* [MATERIAL SHOWN]:
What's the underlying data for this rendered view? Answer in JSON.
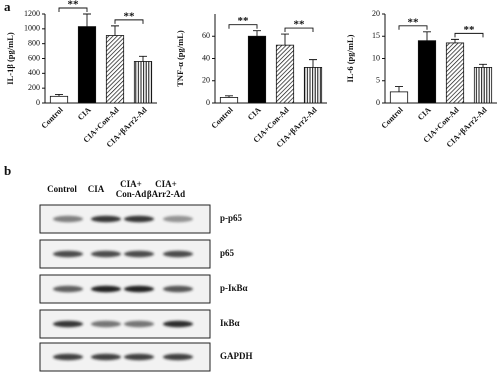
{
  "panel_labels": [
    "a",
    "b"
  ],
  "chart_data": [
    {
      "type": "bar",
      "y_label": "IL-1β (pg/mL)",
      "categories": [
        "Control",
        "CIA",
        "CIA+Con-Ad",
        "CIA+βArr2-Ad"
      ],
      "values": [
        90,
        1030,
        910,
        560
      ],
      "errors": [
        25,
        170,
        130,
        70
      ],
      "fills": [
        "white",
        "black",
        "hatch-diagonal",
        "hatch-vertical"
      ],
      "ylim": [
        0,
        1200
      ],
      "yticks": [
        0,
        200,
        400,
        600,
        800,
        1000,
        1200
      ],
      "comparisons": [
        {
          "label": "**",
          "between": [
            "Control",
            "CIA"
          ]
        },
        {
          "label": "**",
          "between": [
            "CIA+Con-Ad",
            "CIA+βArr2-Ad"
          ]
        }
      ]
    },
    {
      "type": "bar",
      "y_label": "TNF-α (pg/mL)",
      "categories": [
        "Control",
        "CIA",
        "CIA+Con-Ad",
        "CIA+βArr2-Ad"
      ],
      "values": [
        5,
        60,
        52,
        32
      ],
      "errors": [
        1.5,
        5,
        10,
        7
      ],
      "fills": [
        "white",
        "black",
        "hatch-diagonal",
        "hatch-vertical"
      ],
      "ylim": [
        0,
        80
      ],
      "yticks": [
        0,
        20,
        40,
        60
      ],
      "comparisons": [
        {
          "label": "**",
          "between": [
            "Control",
            "CIA"
          ]
        },
        {
          "label": "**",
          "between": [
            "CIA+Con-Ad",
            "CIA+βArr2-Ad"
          ]
        }
      ]
    },
    {
      "type": "bar",
      "y_label": "IL-6 (pg/mL)",
      "categories": [
        "Control",
        "CIA",
        "CIA+Con-Ad",
        "CIA+βArr2-Ad"
      ],
      "values": [
        2.5,
        14,
        13.5,
        8
      ],
      "errors": [
        1.2,
        2,
        0.8,
        0.7
      ],
      "fills": [
        "white",
        "black",
        "hatch-diagonal",
        "hatch-vertical"
      ],
      "ylim": [
        0,
        20
      ],
      "yticks": [
        0,
        5,
        10,
        15,
        20
      ],
      "comparisons": [
        {
          "label": "**",
          "between": [
            "Control",
            "CIA"
          ]
        },
        {
          "label": "**",
          "between": [
            "CIA+Con-Ad",
            "CIA+βArr2-Ad"
          ]
        }
      ]
    }
  ],
  "blot": {
    "lanes": [
      [
        "Control"
      ],
      [
        "CIA"
      ],
      [
        "CIA+",
        "Con-Ad"
      ],
      [
        "CIA+",
        "βArr2-Ad"
      ]
    ],
    "proteins": [
      "p-p65",
      "p65",
      "p-IκBα",
      "IκBα",
      "GAPDH"
    ]
  }
}
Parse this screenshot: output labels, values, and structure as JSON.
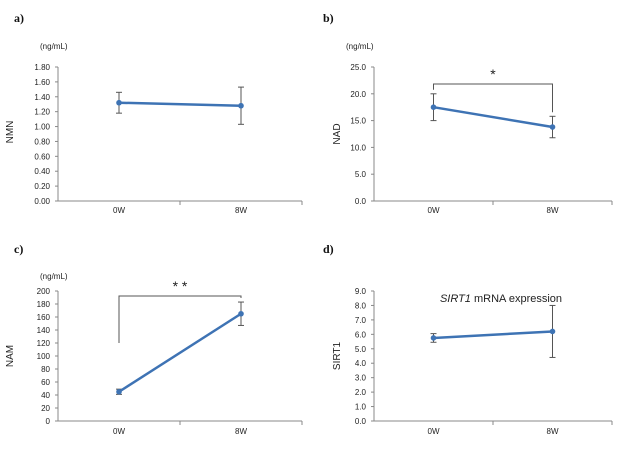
{
  "chart_data": [
    {
      "type": "line",
      "panel_label": "a)",
      "unit": "(ng/mL)",
      "ylabel": "NMN",
      "title": "",
      "categories": [
        "0W",
        "8W"
      ],
      "values": [
        1.32,
        1.28
      ],
      "errors": [
        0.14,
        0.25
      ],
      "ylim": [
        0,
        1.8
      ],
      "ystep": 0.2,
      "ydecimals": 2,
      "yticks": [
        "0.00",
        "0.20",
        "0.40",
        "0.60",
        "0.80",
        "1.00",
        "1.20",
        "1.40",
        "1.60",
        "1.80"
      ],
      "significance": "",
      "color": "#3e73b4"
    },
    {
      "type": "line",
      "panel_label": "b)",
      "unit": "(ng/mL)",
      "ylabel": "NAD",
      "title": "",
      "categories": [
        "0W",
        "8W"
      ],
      "values": [
        17.5,
        13.8
      ],
      "errors": [
        2.5,
        2.0
      ],
      "ylim": [
        0,
        25
      ],
      "ystep": 5,
      "ydecimals": 1,
      "yticks": [
        "0.0",
        "5.0",
        "10.0",
        "15.0",
        "20.0",
        "25.0"
      ],
      "significance": "*",
      "color": "#3e73b4"
    },
    {
      "type": "line",
      "panel_label": "c)",
      "unit": "(ng/mL)",
      "ylabel": "NAM",
      "title": "",
      "categories": [
        "0W",
        "8W"
      ],
      "values": [
        45,
        165
      ],
      "errors": [
        4,
        18
      ],
      "ylim": [
        0,
        200
      ],
      "ystep": 20,
      "ydecimals": 0,
      "yticks": [
        "0",
        "20",
        "40",
        "60",
        "80",
        "100",
        "120",
        "140",
        "160",
        "180",
        "200"
      ],
      "significance": "* *",
      "color": "#3e73b4"
    },
    {
      "type": "line",
      "panel_label": "d)",
      "unit": "",
      "ylabel": "SIRT1",
      "title_italic": "SIRT1",
      "title_rest": " mRNA expression",
      "categories": [
        "0W",
        "8W"
      ],
      "values": [
        5.75,
        6.2
      ],
      "errors": [
        0.3,
        1.8
      ],
      "ylim": [
        0,
        9
      ],
      "ystep": 1,
      "ydecimals": 1,
      "yticks": [
        "0.0",
        "1.0",
        "2.0",
        "3.0",
        "4.0",
        "5.0",
        "6.0",
        "7.0",
        "8.0",
        "9.0"
      ],
      "significance": "",
      "color": "#3e73b4"
    }
  ]
}
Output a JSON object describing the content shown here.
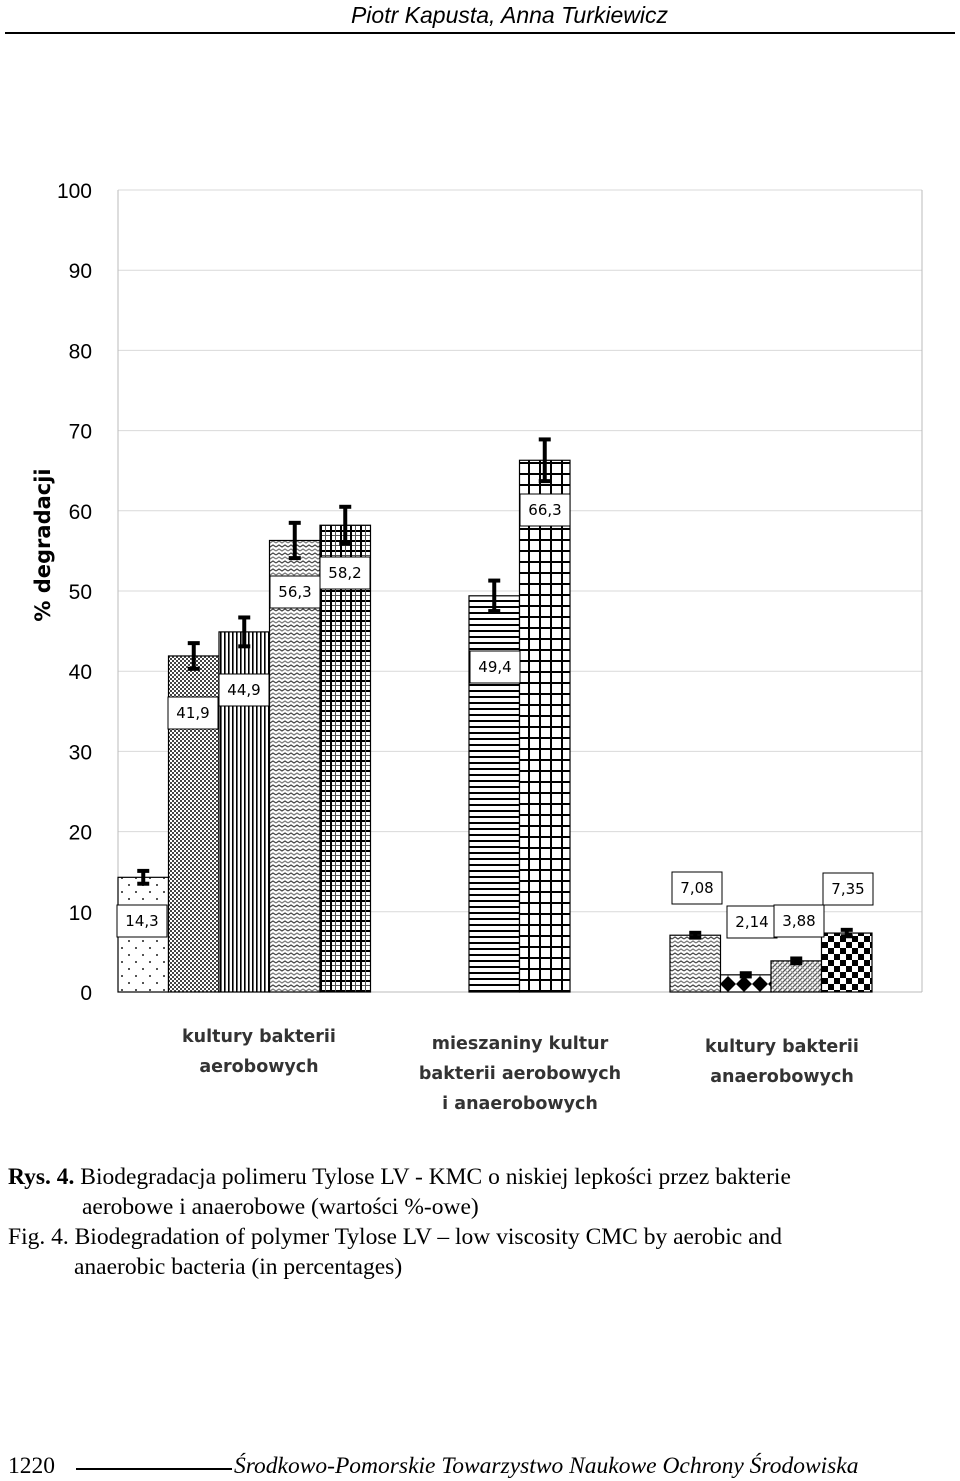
{
  "header": {
    "authors": "Piotr Kapusta, Anna Turkiewicz"
  },
  "chart_data": {
    "type": "bar",
    "ylabel": "% degradacji",
    "ylim": [
      0,
      100
    ],
    "yticks": [
      "0",
      "10",
      "20",
      "30",
      "40",
      "50",
      "60",
      "70",
      "80",
      "90",
      "100"
    ],
    "grid": true,
    "groups": [
      {
        "label_lines": [
          "kultury bakterii",
          "aerobowych"
        ],
        "bars": [
          {
            "value": 14.3,
            "label": "14,3",
            "error": 0.8,
            "pattern": "dots"
          },
          {
            "value": 41.9,
            "label": "41,9",
            "error": 1.6,
            "pattern": "checker"
          },
          {
            "value": 44.9,
            "label": "44,9",
            "error": 1.8,
            "pattern": "vlines"
          },
          {
            "value": 56.3,
            "label": "56,3",
            "error": 2.2,
            "pattern": "wave"
          },
          {
            "value": 58.2,
            "label": "58,2",
            "error": 2.3,
            "pattern": "plaid"
          }
        ]
      },
      {
        "label_lines": [
          "mieszaniny kultur",
          "bakterii aerobowych",
          "i anaerobowych"
        ],
        "bars": [
          {
            "value": 49.4,
            "label": "49,4",
            "error": 1.9,
            "pattern": "hlines"
          },
          {
            "value": 66.3,
            "label": "66,3",
            "error": 2.6,
            "pattern": "grid"
          }
        ]
      },
      {
        "label_lines": [
          "kultury bakterii",
          "anaerobowych"
        ],
        "bars": [
          {
            "value": 7.08,
            "label": "7,08",
            "error": 0.3,
            "pattern": "wave"
          },
          {
            "value": 2.14,
            "label": "2,14",
            "error": 0.2,
            "pattern": "diamond"
          },
          {
            "value": 3.88,
            "label": "3,88",
            "error": 0.3,
            "pattern": "diag"
          },
          {
            "value": 7.35,
            "label": "7,35",
            "error": 0.4,
            "pattern": "bigcheck"
          }
        ]
      }
    ]
  },
  "caption": {
    "pl_lead": "Rys. 4.",
    "pl_text_1": " Biodegradacja polimeru Tylose LV - KMC o niskiej lepkości przez bakterie",
    "pl_text_2": "aerobowe i anaerobowe (wartości %-owe)",
    "en_lead": "Fig. 4.",
    "en_text_1": " Biodegradation of polymer Tylose LV – low viscosity CMC by aerobic and",
    "en_text_2": "anaerobic bacteria (in percentages)"
  },
  "footer": {
    "page_number": "1220",
    "journal": "Środkowo-Pomorskie Towarzystwo Naukowe Ochrony Środowiska"
  }
}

* [WHAT THE TASK REQUIRES]: Report how many lines of the records above contain the word "significance", giving only the number.

* [RESULT OF THIS EXERCISE]: 4